CHALLENGE: Pick out all lines in the listing holding the string "points" and copy them.

***** INPUT MATERIAL

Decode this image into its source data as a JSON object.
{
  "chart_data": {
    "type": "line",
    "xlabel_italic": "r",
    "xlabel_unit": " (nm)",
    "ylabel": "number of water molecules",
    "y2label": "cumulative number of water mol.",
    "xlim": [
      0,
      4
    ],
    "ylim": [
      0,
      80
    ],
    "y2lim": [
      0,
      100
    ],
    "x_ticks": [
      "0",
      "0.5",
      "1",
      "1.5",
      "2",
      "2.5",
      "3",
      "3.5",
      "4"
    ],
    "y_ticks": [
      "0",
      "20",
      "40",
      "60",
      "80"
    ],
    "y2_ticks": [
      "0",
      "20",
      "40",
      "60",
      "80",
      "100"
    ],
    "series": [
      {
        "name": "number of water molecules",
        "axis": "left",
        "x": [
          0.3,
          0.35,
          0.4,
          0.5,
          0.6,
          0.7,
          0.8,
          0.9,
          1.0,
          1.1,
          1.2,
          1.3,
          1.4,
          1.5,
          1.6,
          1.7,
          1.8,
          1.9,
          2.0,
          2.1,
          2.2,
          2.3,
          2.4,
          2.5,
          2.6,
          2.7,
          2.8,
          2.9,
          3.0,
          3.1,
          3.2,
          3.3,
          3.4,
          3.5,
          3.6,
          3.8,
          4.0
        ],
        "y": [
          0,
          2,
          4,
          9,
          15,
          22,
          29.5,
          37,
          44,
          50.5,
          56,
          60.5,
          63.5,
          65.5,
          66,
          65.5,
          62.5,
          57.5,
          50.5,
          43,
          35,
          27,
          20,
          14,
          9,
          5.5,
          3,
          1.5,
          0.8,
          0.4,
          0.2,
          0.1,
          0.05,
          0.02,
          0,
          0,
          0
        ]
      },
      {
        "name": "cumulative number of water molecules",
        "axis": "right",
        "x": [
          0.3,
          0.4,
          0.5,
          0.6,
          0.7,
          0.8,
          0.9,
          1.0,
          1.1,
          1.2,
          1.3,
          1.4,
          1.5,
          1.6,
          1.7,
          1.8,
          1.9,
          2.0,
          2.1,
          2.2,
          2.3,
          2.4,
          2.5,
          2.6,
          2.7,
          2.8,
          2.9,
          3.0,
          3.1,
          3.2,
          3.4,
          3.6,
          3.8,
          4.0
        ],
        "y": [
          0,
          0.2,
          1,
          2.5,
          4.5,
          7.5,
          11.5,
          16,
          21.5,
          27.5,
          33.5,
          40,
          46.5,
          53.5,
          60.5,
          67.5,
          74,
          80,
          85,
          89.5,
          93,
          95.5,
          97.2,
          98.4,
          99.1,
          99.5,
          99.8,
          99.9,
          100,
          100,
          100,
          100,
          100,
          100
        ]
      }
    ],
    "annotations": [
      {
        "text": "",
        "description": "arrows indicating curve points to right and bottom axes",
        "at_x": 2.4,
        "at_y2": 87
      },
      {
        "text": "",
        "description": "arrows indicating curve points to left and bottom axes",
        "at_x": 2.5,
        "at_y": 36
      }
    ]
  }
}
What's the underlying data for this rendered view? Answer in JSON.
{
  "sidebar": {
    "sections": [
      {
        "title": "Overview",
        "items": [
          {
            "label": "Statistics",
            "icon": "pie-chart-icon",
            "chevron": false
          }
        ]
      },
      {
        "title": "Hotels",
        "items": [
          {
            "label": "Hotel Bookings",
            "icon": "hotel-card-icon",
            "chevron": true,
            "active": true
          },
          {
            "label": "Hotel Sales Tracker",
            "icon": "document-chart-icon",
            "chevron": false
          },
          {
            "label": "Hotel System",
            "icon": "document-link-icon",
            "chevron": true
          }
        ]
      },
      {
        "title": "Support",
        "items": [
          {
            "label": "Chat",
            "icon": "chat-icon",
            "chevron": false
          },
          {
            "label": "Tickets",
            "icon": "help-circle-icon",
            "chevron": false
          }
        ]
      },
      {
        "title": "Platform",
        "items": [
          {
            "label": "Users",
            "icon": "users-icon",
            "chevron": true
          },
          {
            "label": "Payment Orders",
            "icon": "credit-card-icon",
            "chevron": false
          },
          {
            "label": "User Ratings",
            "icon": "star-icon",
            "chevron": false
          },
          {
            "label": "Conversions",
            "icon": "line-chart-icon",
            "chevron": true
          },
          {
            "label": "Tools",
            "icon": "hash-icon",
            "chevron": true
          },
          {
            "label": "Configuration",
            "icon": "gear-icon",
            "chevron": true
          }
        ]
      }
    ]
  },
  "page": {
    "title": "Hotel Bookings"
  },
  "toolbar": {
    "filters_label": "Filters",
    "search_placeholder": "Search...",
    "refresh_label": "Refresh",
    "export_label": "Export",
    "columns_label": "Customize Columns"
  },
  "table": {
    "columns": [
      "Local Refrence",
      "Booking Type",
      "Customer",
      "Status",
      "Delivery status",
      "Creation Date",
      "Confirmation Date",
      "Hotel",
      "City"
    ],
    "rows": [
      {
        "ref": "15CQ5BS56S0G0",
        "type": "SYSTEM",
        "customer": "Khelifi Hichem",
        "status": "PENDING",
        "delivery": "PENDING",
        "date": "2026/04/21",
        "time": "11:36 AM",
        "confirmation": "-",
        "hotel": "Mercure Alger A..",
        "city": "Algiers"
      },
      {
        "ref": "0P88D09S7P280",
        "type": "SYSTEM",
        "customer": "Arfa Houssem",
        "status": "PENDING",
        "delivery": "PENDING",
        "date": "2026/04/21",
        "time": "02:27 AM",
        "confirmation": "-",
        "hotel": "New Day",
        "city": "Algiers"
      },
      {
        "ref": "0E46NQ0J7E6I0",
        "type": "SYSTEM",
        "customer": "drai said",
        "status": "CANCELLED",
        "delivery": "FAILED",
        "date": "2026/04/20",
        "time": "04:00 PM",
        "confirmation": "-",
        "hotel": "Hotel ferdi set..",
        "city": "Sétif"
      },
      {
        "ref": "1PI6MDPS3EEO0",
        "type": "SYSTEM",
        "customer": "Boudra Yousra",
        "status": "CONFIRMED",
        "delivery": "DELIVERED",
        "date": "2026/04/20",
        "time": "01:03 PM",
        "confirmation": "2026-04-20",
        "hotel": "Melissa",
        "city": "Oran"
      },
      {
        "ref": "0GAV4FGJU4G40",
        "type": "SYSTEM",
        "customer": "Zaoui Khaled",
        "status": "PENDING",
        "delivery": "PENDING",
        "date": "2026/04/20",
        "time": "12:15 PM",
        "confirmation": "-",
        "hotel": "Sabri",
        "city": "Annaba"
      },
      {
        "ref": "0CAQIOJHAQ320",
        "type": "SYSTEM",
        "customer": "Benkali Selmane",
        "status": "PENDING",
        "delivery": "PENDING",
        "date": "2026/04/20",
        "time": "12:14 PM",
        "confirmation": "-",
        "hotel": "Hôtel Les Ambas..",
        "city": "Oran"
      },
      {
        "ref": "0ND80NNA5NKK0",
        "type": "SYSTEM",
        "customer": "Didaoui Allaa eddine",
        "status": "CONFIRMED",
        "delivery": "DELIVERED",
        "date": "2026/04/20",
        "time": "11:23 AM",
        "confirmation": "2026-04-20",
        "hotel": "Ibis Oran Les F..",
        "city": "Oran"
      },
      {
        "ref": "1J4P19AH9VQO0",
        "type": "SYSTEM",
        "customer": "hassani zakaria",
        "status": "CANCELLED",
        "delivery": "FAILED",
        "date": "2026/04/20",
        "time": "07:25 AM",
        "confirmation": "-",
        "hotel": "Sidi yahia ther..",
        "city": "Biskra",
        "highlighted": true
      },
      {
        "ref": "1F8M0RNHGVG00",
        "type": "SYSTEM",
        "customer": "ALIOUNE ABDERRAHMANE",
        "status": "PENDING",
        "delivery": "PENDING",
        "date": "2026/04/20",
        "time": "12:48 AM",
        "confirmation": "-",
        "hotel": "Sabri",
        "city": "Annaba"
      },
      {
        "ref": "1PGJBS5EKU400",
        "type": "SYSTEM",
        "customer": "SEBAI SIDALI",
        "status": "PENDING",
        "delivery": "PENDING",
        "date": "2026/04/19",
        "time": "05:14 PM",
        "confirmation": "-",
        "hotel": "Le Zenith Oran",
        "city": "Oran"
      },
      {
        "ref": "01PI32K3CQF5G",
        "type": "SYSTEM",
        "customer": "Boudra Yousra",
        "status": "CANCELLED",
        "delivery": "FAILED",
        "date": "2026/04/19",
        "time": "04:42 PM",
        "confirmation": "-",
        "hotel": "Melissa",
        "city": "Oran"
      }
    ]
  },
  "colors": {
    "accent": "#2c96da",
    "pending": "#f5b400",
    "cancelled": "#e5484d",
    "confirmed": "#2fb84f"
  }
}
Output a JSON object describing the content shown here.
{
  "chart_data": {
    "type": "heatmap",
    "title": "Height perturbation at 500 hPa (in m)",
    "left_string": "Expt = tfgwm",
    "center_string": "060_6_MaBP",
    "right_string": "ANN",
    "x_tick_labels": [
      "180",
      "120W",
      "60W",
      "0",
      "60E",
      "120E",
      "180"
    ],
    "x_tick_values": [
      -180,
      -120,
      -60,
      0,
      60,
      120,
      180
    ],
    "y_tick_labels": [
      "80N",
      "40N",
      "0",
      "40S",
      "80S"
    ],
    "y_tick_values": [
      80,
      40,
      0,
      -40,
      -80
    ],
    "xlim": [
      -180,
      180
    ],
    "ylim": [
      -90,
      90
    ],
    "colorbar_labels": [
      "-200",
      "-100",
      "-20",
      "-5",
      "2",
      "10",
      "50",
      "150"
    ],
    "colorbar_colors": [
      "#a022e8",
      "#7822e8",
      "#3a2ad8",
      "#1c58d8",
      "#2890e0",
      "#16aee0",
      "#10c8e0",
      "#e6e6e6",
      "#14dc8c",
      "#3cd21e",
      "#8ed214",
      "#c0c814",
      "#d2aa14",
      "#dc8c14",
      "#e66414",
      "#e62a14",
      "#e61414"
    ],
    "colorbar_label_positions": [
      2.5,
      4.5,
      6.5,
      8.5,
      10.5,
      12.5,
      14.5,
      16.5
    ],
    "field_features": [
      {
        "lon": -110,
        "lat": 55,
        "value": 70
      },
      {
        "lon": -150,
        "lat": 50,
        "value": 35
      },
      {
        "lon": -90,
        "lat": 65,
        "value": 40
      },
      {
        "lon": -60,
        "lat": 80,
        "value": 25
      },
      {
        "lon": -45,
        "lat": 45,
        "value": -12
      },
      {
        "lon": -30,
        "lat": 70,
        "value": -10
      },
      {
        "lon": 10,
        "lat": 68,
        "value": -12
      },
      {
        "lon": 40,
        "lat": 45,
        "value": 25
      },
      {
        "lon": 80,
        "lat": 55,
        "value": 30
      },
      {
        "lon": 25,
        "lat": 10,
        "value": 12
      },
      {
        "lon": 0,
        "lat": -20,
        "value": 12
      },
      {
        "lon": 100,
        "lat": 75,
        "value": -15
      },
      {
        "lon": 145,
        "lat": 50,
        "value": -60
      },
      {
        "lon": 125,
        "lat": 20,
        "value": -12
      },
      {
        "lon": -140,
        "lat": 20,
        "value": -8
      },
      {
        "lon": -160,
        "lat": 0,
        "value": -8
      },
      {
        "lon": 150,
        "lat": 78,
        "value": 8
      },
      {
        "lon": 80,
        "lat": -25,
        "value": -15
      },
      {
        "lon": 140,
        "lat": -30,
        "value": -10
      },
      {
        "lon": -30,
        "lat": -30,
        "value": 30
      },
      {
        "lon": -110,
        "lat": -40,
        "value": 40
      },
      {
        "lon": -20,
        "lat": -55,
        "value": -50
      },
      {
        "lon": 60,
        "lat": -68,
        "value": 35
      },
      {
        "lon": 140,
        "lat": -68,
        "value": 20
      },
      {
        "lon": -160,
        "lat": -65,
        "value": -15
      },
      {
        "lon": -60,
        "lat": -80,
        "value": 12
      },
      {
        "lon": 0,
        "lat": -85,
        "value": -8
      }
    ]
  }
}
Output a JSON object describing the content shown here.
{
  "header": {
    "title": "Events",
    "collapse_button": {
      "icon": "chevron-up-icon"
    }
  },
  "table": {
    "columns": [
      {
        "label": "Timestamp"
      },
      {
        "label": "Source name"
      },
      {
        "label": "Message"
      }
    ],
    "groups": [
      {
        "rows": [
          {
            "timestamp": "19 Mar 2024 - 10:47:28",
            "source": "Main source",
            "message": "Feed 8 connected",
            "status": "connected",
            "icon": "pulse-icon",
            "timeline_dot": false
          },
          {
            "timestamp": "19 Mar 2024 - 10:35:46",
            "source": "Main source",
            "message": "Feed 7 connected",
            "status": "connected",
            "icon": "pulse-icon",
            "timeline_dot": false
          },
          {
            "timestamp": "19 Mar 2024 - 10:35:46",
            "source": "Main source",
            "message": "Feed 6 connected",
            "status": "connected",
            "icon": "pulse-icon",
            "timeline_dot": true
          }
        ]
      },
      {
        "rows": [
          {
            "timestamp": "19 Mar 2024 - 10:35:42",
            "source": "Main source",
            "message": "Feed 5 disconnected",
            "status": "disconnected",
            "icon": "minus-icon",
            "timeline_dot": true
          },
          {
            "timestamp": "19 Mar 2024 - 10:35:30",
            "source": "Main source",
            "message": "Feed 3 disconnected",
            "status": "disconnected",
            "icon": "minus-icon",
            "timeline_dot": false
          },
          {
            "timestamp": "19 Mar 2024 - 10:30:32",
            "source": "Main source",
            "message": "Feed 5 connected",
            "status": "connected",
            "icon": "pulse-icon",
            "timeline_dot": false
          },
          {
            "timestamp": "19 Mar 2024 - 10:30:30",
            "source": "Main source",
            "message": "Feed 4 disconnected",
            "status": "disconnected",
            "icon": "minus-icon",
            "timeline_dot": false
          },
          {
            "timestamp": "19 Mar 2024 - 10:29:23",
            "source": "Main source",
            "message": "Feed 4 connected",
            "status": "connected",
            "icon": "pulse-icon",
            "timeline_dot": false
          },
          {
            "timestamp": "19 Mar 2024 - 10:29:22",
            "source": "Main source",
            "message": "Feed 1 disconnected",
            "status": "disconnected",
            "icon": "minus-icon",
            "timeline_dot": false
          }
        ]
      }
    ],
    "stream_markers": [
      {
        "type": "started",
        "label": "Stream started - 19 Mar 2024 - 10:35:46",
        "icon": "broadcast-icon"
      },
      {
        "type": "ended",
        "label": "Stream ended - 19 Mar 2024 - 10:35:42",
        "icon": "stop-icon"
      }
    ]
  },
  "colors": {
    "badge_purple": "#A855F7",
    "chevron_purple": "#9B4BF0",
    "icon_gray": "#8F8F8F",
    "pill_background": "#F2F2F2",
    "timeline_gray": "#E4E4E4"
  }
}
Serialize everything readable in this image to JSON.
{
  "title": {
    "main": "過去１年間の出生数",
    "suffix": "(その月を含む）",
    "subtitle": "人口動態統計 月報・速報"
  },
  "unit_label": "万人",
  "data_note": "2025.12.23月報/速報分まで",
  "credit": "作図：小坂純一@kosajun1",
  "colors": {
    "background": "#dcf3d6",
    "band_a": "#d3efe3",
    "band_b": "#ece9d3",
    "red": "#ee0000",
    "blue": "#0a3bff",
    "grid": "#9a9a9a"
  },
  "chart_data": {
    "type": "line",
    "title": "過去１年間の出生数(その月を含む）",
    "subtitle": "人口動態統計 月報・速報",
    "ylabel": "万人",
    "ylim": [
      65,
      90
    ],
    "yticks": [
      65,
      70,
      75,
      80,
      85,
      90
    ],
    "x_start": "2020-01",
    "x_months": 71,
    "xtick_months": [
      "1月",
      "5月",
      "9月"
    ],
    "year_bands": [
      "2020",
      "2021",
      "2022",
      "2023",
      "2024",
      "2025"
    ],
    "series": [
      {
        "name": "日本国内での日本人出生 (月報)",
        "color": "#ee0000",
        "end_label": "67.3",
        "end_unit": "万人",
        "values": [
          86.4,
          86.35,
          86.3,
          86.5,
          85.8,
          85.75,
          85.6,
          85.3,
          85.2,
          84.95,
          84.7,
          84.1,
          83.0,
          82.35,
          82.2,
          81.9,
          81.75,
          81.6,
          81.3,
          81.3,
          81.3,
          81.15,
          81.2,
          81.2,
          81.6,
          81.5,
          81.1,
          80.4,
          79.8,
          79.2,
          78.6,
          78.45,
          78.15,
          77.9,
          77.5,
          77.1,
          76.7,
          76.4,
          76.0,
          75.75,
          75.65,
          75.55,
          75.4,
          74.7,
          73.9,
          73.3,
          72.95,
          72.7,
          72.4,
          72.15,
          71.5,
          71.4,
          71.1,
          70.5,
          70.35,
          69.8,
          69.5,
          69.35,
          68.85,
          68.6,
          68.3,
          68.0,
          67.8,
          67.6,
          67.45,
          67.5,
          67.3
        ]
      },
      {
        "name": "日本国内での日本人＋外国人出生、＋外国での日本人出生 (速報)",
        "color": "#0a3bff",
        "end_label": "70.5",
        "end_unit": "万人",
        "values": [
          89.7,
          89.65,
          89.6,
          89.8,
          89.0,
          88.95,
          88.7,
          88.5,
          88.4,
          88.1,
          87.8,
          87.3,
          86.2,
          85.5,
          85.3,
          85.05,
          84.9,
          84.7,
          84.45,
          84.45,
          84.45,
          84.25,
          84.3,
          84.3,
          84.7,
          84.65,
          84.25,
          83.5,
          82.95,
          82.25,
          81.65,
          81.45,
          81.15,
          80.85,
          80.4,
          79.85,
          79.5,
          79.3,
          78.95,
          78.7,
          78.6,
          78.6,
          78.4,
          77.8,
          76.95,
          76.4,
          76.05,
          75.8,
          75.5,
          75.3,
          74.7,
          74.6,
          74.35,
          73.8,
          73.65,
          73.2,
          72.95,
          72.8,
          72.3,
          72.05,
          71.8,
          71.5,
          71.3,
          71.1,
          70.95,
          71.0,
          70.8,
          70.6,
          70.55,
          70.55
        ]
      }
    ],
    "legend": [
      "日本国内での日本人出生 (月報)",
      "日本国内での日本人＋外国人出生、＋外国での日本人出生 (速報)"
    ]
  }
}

**********

CORRECT RESPONSE:
        "description": "arrows indicating curve points to right and bottom axes",
        "description": "arrows indicating curve points to left and bottom axes",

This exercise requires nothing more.